EXERCISE BRIEF
Copy every line of the items below word for word, but omit the pictures.

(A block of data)
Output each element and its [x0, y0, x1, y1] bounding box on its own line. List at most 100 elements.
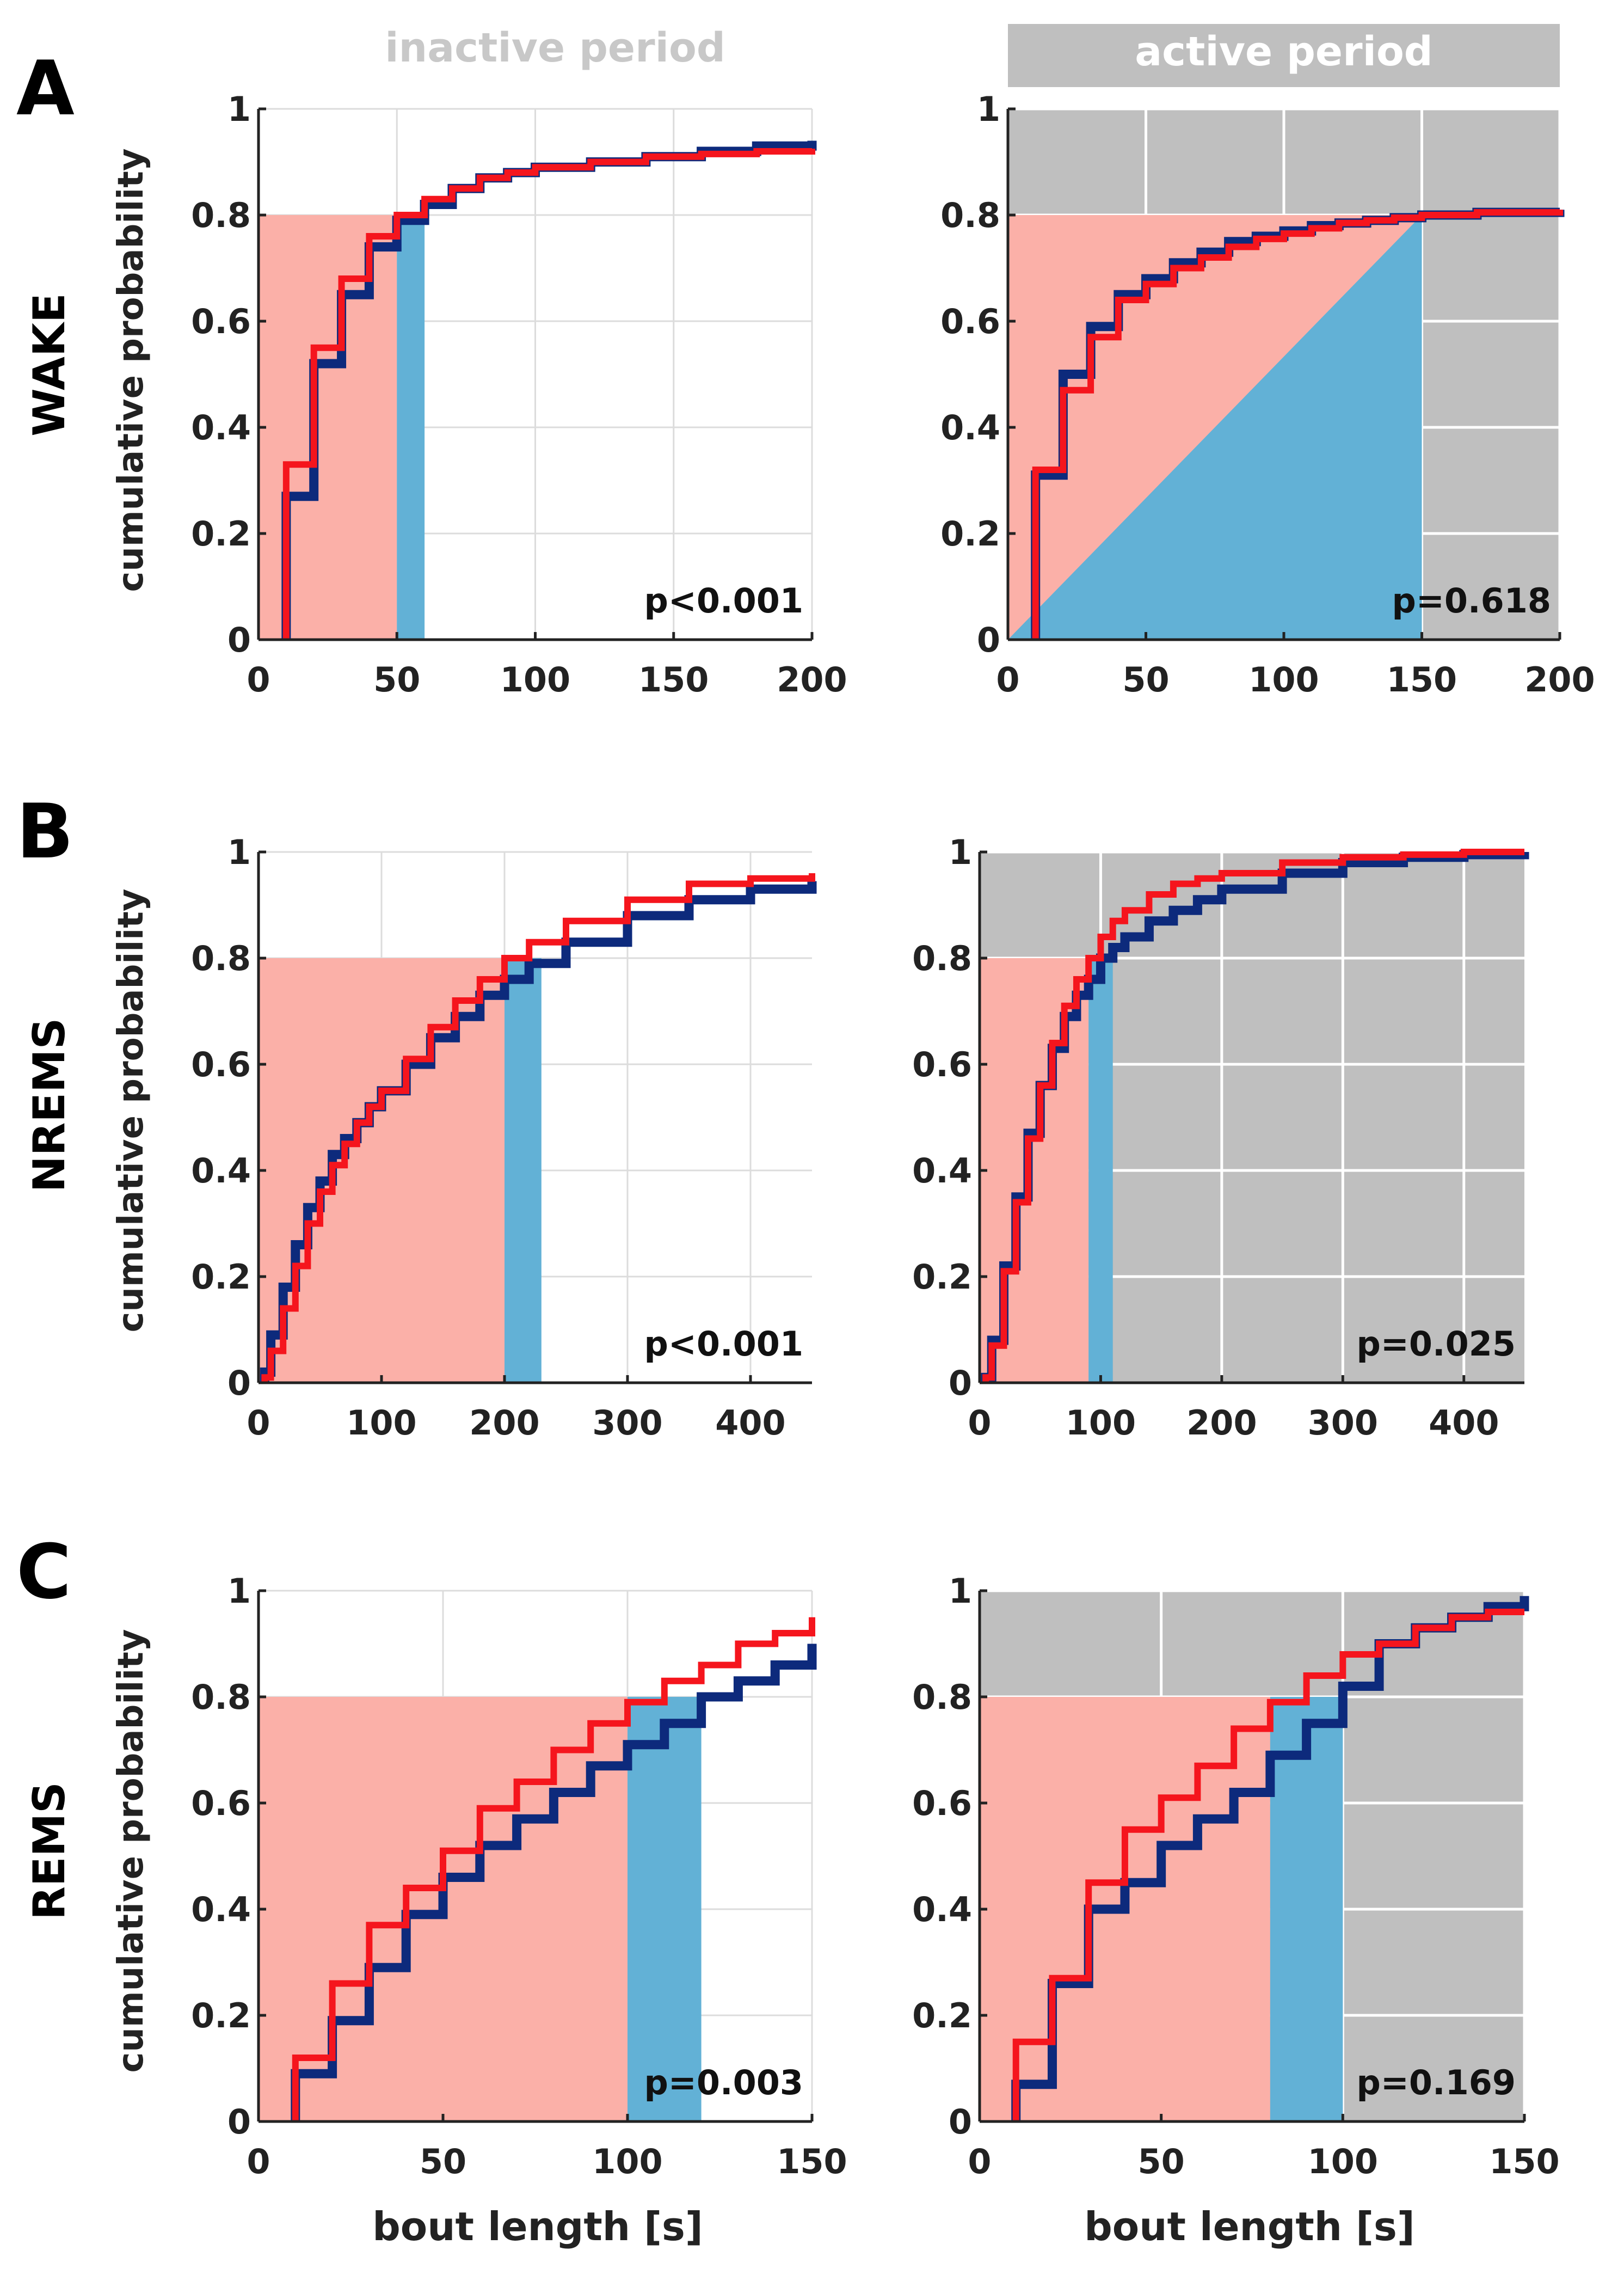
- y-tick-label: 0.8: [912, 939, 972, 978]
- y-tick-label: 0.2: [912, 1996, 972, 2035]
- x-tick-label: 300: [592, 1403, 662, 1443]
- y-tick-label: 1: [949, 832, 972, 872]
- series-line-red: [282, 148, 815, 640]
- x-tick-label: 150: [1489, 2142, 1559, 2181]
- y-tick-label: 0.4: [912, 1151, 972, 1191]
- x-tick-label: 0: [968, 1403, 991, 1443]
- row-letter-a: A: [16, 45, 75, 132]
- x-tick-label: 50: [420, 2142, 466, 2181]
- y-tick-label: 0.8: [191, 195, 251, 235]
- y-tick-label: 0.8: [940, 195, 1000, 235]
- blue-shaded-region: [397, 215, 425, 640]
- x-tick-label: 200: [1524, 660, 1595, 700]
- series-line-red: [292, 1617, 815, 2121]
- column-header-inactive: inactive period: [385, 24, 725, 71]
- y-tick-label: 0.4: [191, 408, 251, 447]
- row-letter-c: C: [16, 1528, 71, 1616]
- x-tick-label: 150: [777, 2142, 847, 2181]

SOLUTION TO THIS TASK
Output each element and its [x0, y0, x1, y1] bounding box on its own line. List at most 100 elements.
- y-tick-label: 0.8: [912, 939, 972, 978]
- y-tick-label: 0.2: [912, 1996, 972, 2035]
- x-tick-label: 300: [592, 1403, 662, 1443]
- y-tick-label: 1: [949, 832, 972, 872]
- series-line-red: [282, 148, 815, 640]
- x-tick-label: 150: [1489, 2142, 1559, 2181]
- y-tick-label: 0.4: [912, 1151, 972, 1191]
- x-tick-label: 0: [968, 1403, 991, 1443]
- row-letter-a: A: [16, 45, 75, 132]
- x-tick-label: 50: [420, 2142, 466, 2181]
- y-tick-label: 0.8: [191, 195, 251, 235]
- y-tick-label: 0.8: [940, 195, 1000, 235]
- blue-shaded-region: [397, 215, 425, 640]
- x-tick-label: 200: [1524, 660, 1595, 700]
- series-line-red: [292, 1617, 815, 2121]
- column-header-inactive: inactive period: [385, 24, 725, 71]
- y-tick-label: 0.4: [191, 408, 251, 447]
- row-letter-c: C: [16, 1528, 71, 1616]
- x-tick-label: 150: [777, 2142, 847, 2181]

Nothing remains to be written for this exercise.